-- START OF RECORDS SUPPLIED --

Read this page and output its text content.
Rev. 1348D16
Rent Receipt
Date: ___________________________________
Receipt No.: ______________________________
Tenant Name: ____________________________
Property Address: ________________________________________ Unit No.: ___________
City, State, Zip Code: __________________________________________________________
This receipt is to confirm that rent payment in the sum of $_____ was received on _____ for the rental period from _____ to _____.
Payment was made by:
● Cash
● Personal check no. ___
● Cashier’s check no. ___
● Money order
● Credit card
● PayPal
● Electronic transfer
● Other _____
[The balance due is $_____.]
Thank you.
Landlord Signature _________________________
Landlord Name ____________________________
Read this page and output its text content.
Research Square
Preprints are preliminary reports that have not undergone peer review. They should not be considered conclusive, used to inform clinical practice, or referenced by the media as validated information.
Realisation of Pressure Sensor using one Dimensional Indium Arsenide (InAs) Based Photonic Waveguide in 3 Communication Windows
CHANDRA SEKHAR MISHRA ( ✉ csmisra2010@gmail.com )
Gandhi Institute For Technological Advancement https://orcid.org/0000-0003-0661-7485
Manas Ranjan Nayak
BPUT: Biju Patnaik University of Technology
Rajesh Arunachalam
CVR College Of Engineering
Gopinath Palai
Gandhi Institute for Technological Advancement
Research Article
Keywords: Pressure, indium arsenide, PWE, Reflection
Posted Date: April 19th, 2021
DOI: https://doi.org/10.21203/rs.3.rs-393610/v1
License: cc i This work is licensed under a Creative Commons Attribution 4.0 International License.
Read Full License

-- END OF RECORDS SUPPLIED --

**DO THIS:** Looking at the entries above, state how many lines contain "https"; give the number alone.

**CORRECT RESULT:** 2